Rather than leaving interested parties to spelunk through my GitHub page to get a sense of what I do and have done (have at it if you like), I thought I’d provide a quick rundown of the software projects I’m working on now or have worked on in the recent past.
Current foci
Commercial / closed source
- PDFTextStream — PDF text and metadata extraction for Java & .NET
- Clojure Atlas — an experimental interactive visualization of Clojure and its standard library
- Clojure Programming, a Clojure book from O’Reilly
- Docuharvest (gestating) — messy documents => data.
Open source
Listed mostly in order of my own sense of my level of participation / “ownership” / “impact” at the time I updated this last…
- nREPL,a tool-agnostic Clojure network REPL; in addition, some nREPL middleware:
- Piggieback, adding support for ClojureScript REPLs to nREPL
- Drawbridge, an HTTP/HTTPS nREPL transport, implemented as a Ring handler
- Leiningen, the Clojure project management tool
- Friend, an extensible authentication and authorization library for Ring web applications and services
- Pomegranate, a sane Clojure API for Sonatype Aether + dynamic runtime modification of the classpath
- clutch — A Clojure library for Apache CouchDB.
- Clojure
- Counterclockwise — Eclipse Clojure plugin
Previous open source contributions
Stuff that I’ve contributed to in the past (and generally still use), but I’m not actively contributing anymore for whatever reason…
- pallet — Automates controlling and provisioning cloud server instances, Clojure-style.
- jclouds — a portable abstraction over top dozens of different cloud APIs
- jsdifflib — A javascript library for diffing text and generating corresponding HTML views
- rummage — A Clojure client library for Amazon’s SimpleDB (SDB)
- bandalore — A Clojure client library for Amazon’s Simple Queue Service (SQS)
- arbor — a graph visualization library using web workers and jQuery
- clojure-maven-plugin — Maven plugin for Clojure builds
Of course, this is far from comprehensive. But, if you care, maybe it’s enough to get a sense of what I do most of the time.

Stored data entries:
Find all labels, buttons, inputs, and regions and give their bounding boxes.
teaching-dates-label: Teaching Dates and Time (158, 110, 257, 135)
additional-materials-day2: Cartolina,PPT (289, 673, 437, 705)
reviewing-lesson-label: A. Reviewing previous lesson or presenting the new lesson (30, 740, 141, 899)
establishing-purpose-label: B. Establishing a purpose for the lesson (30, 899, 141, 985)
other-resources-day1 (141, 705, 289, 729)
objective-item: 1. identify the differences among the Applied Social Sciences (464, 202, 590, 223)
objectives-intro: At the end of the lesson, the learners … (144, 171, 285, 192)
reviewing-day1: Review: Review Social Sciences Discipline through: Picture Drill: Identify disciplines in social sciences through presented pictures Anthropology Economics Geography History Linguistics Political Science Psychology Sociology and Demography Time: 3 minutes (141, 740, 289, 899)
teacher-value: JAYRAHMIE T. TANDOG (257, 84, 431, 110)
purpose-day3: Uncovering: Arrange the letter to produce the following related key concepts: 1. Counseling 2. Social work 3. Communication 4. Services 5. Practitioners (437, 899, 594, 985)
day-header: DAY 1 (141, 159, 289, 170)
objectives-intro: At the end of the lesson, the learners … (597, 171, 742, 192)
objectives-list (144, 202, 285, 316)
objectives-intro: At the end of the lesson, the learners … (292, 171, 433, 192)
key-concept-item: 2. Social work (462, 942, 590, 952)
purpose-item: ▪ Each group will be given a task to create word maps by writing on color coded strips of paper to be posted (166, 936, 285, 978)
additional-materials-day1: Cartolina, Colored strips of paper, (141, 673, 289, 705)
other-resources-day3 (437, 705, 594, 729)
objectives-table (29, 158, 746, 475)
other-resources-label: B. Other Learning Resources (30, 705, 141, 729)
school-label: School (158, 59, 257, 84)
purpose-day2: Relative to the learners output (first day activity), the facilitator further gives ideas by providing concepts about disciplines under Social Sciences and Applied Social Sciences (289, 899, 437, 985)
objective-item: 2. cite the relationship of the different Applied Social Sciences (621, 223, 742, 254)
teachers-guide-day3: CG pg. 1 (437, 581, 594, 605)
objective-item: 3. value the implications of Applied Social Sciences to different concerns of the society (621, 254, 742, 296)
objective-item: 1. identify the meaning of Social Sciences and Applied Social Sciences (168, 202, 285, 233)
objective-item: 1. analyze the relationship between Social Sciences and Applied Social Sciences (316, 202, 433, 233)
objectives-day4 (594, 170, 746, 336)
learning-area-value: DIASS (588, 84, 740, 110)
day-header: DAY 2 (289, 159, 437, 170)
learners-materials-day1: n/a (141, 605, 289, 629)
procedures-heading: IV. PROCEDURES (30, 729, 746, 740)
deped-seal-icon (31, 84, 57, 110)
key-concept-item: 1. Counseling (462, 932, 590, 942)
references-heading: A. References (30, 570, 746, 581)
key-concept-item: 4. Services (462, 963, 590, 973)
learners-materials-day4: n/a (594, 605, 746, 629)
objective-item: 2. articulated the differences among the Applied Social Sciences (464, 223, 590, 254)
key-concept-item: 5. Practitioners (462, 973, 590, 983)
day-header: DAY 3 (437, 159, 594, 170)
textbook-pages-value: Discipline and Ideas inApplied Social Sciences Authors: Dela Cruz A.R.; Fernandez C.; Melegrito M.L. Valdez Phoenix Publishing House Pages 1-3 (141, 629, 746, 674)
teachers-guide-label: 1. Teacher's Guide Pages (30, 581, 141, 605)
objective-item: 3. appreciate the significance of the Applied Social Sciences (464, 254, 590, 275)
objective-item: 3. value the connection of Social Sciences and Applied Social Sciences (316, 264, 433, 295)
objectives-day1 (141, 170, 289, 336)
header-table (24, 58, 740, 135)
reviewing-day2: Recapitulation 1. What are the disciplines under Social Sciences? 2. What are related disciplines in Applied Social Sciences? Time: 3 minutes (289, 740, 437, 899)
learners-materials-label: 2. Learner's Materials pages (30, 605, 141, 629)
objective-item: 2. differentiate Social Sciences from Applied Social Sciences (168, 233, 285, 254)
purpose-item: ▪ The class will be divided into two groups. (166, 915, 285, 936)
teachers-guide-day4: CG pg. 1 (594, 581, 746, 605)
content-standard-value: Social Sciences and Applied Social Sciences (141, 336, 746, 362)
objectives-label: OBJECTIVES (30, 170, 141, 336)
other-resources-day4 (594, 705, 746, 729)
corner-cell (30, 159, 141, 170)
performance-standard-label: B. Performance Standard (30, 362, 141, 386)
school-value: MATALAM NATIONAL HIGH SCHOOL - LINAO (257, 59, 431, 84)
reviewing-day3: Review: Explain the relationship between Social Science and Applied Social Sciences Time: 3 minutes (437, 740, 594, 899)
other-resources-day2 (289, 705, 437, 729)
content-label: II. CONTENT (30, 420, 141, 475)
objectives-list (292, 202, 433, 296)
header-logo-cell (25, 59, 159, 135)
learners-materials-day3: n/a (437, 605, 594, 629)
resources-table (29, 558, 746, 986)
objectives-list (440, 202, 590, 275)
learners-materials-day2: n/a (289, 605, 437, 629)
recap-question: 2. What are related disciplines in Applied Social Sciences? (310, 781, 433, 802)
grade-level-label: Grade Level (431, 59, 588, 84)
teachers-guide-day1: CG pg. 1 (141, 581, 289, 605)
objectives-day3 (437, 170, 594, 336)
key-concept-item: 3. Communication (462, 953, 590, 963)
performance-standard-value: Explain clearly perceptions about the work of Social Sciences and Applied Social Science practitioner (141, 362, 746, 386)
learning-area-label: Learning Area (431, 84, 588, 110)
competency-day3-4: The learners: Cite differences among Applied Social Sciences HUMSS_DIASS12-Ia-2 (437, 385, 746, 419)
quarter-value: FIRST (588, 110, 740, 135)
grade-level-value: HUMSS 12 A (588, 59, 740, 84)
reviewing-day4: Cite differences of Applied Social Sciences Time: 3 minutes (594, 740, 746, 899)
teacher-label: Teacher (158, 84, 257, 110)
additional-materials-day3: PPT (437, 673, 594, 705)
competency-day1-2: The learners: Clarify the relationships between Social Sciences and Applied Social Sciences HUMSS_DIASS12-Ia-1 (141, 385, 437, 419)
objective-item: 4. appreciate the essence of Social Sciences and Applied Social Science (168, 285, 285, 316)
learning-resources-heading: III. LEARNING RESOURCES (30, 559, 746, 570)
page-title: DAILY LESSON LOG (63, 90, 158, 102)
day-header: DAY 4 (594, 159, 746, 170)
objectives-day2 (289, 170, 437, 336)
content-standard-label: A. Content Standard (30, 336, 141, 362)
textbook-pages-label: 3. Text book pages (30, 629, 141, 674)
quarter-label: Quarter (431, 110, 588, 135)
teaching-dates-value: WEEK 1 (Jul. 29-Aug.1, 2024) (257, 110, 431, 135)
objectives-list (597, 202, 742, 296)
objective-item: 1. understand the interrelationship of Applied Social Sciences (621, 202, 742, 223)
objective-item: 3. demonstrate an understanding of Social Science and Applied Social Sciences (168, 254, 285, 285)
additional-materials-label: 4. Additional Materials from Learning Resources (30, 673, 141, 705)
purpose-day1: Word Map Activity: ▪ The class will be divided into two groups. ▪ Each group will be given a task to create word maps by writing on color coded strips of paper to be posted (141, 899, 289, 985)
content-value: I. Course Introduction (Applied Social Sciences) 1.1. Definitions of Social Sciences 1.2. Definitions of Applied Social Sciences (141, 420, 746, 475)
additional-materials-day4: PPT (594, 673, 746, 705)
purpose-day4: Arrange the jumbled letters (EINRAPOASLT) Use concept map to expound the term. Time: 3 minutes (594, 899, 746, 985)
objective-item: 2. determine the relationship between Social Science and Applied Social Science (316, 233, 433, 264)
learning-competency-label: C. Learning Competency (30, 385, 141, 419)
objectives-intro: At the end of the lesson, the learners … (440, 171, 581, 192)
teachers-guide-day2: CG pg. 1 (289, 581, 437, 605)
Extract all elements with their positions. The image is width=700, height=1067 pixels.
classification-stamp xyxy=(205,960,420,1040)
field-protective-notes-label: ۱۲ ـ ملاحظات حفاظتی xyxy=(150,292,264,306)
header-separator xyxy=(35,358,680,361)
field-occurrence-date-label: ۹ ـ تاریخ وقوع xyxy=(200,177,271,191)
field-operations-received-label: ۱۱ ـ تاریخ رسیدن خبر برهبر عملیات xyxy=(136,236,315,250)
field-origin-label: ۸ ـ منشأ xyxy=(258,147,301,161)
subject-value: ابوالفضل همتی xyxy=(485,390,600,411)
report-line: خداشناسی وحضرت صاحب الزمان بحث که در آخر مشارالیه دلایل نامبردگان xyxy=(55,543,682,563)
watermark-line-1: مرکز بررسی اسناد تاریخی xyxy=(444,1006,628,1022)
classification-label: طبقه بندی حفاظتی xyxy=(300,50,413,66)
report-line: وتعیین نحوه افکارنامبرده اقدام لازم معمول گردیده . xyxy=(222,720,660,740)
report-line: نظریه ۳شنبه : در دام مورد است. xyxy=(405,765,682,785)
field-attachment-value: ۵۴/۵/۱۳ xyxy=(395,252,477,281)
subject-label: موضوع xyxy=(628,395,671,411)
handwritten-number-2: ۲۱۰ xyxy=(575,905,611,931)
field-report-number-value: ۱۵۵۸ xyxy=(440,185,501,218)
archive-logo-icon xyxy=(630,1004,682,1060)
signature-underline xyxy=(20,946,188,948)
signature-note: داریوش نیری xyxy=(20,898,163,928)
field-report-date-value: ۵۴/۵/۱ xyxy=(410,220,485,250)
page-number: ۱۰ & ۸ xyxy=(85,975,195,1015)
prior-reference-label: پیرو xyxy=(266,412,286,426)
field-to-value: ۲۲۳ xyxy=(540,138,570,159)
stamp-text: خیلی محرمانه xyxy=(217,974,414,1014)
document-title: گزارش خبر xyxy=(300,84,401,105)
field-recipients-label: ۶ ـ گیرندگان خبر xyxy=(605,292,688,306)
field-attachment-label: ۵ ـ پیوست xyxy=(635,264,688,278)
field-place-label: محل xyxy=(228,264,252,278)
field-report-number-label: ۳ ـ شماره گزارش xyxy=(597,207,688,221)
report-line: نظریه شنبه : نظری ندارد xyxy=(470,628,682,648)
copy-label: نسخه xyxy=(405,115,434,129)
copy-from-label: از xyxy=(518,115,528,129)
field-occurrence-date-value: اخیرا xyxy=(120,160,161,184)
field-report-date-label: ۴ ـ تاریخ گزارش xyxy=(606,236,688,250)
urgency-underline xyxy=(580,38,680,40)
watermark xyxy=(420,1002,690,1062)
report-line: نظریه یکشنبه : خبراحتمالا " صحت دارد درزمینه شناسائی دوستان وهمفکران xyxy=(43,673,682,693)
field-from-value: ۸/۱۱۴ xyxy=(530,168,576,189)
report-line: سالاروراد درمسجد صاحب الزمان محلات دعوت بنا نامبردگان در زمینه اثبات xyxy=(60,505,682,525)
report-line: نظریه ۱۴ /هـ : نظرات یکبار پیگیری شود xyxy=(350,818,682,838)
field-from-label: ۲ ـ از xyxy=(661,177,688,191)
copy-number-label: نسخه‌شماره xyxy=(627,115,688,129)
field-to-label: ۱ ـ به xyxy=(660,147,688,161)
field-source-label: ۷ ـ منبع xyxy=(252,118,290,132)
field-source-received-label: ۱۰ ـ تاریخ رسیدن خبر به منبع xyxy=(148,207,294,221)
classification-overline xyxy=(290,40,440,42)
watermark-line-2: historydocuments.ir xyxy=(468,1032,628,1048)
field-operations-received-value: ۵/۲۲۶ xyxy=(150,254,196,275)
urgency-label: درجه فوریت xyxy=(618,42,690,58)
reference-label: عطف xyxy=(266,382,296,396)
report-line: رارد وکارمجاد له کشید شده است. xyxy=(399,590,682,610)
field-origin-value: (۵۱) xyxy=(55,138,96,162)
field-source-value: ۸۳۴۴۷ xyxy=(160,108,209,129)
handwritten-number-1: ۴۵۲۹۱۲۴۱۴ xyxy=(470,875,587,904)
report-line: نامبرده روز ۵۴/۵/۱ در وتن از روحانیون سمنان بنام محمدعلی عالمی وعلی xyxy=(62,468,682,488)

> [Activity]: Transcribe the project list from "- jclouds —" up to and including "Amazon’s SimpleDB (SDB)". The material has no role in what is asked here.

> [Reply to the exercise]:
- jclouds — a portable abstraction over top dozens of different cloud APIs
- jsdifflib — A javascript library for diffing text and generating corresponding HTML views
- rummage — A Clojure client library for Amazon’s SimpleDB (SDB)